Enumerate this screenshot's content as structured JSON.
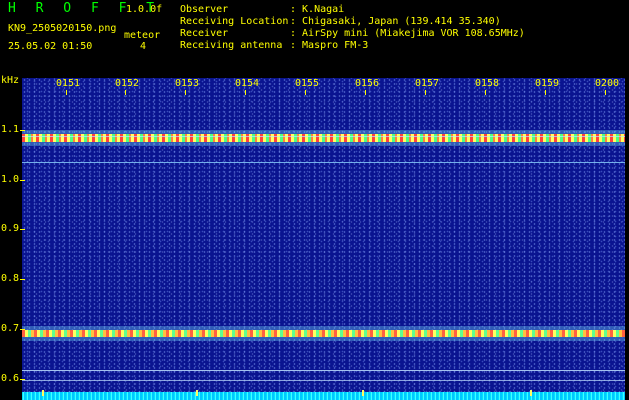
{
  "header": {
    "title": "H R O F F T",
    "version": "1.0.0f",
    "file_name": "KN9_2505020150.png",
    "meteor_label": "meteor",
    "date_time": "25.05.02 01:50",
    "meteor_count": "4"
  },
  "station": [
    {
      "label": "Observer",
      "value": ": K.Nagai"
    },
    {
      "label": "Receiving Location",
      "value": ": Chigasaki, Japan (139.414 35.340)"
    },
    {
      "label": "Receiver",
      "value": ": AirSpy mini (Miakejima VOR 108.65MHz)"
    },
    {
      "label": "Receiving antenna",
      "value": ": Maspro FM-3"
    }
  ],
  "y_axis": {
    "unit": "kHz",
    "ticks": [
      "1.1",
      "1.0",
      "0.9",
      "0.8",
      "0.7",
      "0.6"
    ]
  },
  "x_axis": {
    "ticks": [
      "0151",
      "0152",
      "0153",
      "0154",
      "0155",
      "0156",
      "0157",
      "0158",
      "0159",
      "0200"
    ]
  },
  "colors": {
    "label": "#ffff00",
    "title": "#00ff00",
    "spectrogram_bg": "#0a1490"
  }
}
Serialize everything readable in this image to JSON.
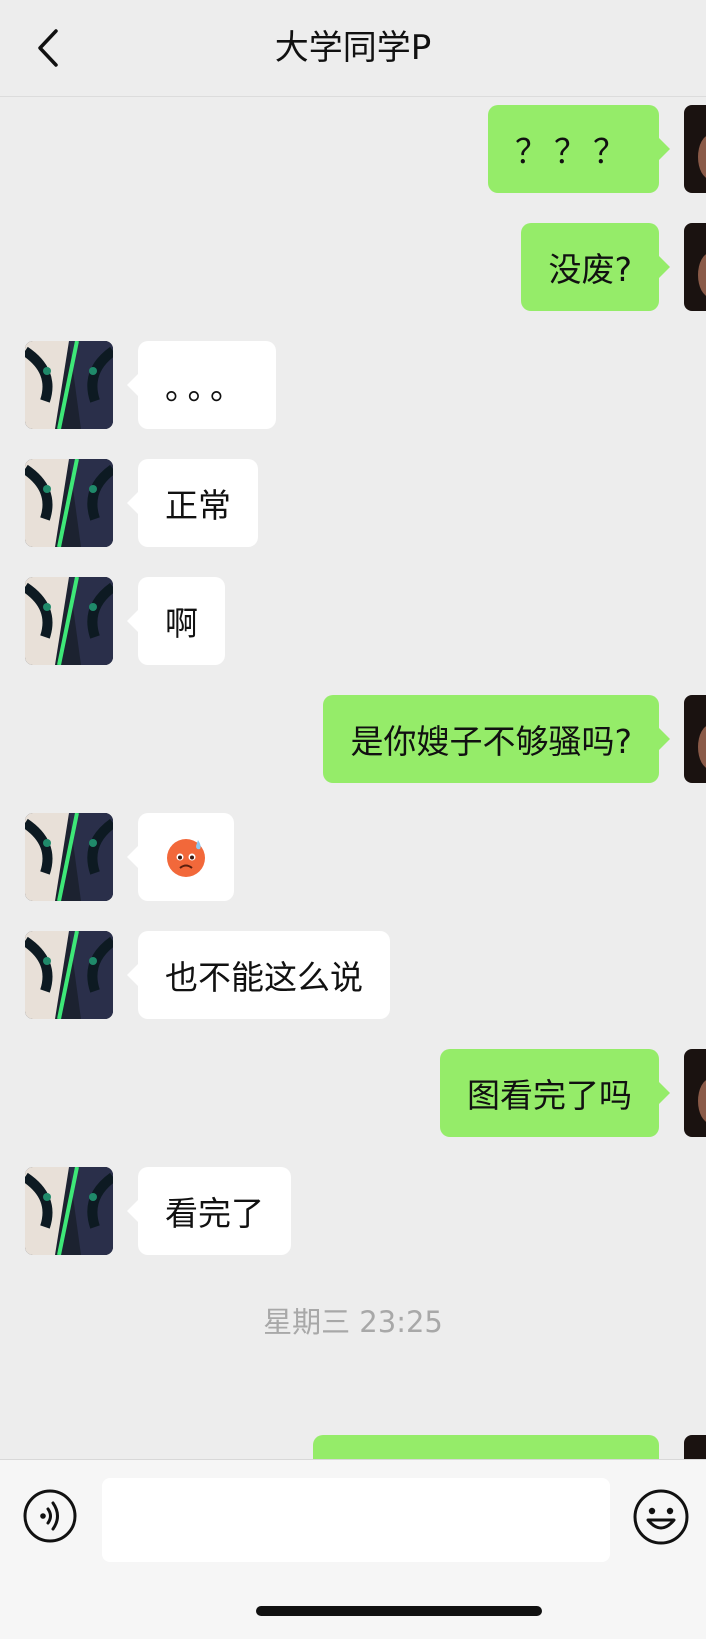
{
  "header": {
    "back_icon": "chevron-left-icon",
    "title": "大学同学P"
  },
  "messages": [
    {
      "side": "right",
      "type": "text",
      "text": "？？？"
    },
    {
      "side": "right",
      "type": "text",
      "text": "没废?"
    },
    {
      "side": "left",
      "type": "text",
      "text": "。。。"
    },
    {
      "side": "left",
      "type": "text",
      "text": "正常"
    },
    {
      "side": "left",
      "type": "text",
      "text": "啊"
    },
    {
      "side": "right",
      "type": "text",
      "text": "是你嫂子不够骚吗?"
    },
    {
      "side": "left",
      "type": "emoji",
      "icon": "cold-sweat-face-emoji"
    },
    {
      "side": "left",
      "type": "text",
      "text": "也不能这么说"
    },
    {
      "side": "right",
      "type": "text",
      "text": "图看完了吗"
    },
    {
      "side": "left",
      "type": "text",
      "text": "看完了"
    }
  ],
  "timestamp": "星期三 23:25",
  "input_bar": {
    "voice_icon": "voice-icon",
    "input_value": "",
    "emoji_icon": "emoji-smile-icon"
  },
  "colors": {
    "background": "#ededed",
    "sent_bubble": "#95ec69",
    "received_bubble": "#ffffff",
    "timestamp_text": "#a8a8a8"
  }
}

_Objective_: Take the listing above and restate it word for word, without its pictures.

_The reply_:
Enumerate this screenshot's content as structured JSON.
{
  "header": {
    "title": "H R O F F T",
    "version": "1.0.0f",
    "file_name": "KN9_2505020150.png",
    "meteor_label": "meteor",
    "date_time": "25.05.02 01:50",
    "meteor_count": "4"
  },
  "station": [
    {
      "label": "Observer",
      "value": ": K.Nagai"
    },
    {
      "label": "Receiving Location",
      "value": ": Chigasaki, Japan (139.414 35.340)"
    },
    {
      "label": "Receiver",
      "value": ": AirSpy mini (Miakejima VOR 108.65MHz)"
    },
    {
      "label": "Receiving antenna",
      "value": ": Maspro FM-3"
    }
  ],
  "y_axis": {
    "unit": "kHz",
    "ticks": [
      "1.1",
      "1.0",
      "0.9",
      "0.8",
      "0.7",
      "0.6"
    ]
  },
  "x_axis": {
    "ticks": [
      "0151",
      "0152",
      "0153",
      "0154",
      "0155",
      "0156",
      "0157",
      "0158",
      "0159",
      "0200"
    ]
  },
  "colors": {
    "label": "#ffff00",
    "title": "#00ff00",
    "spectrogram_bg": "#0a1490"
  }
}
Serialize everything readable in this image to JSON.
{
  "header": {
    "back_icon": "chevron-left-icon",
    "title": "大学同学P"
  },
  "messages": [
    {
      "side": "right",
      "type": "text",
      "text": "？？？"
    },
    {
      "side": "right",
      "type": "text",
      "text": "没废?"
    },
    {
      "side": "left",
      "type": "text",
      "text": "。。。"
    },
    {
      "side": "left",
      "type": "text",
      "text": "正常"
    },
    {
      "side": "left",
      "type": "text",
      "text": "啊"
    },
    {
      "side": "right",
      "type": "text",
      "text": "是你嫂子不够骚吗?"
    },
    {
      "side": "left",
      "type": "emoji",
      "icon": "cold-sweat-face-emoji"
    },
    {
      "side": "left",
      "type": "text",
      "text": "也不能这么说"
    },
    {
      "side": "right",
      "type": "text",
      "text": "图看完了吗"
    },
    {
      "side": "left",
      "type": "text",
      "text": "看完了"
    }
  ],
  "timestamp": "星期三 23:25",
  "input_bar": {
    "voice_icon": "voice-icon",
    "input_value": "",
    "emoji_icon": "emoji-smile-icon"
  },
  "colors": {
    "background": "#ededed",
    "sent_bubble": "#95ec69",
    "received_bubble": "#ffffff",
    "timestamp_text": "#a8a8a8"
  }
}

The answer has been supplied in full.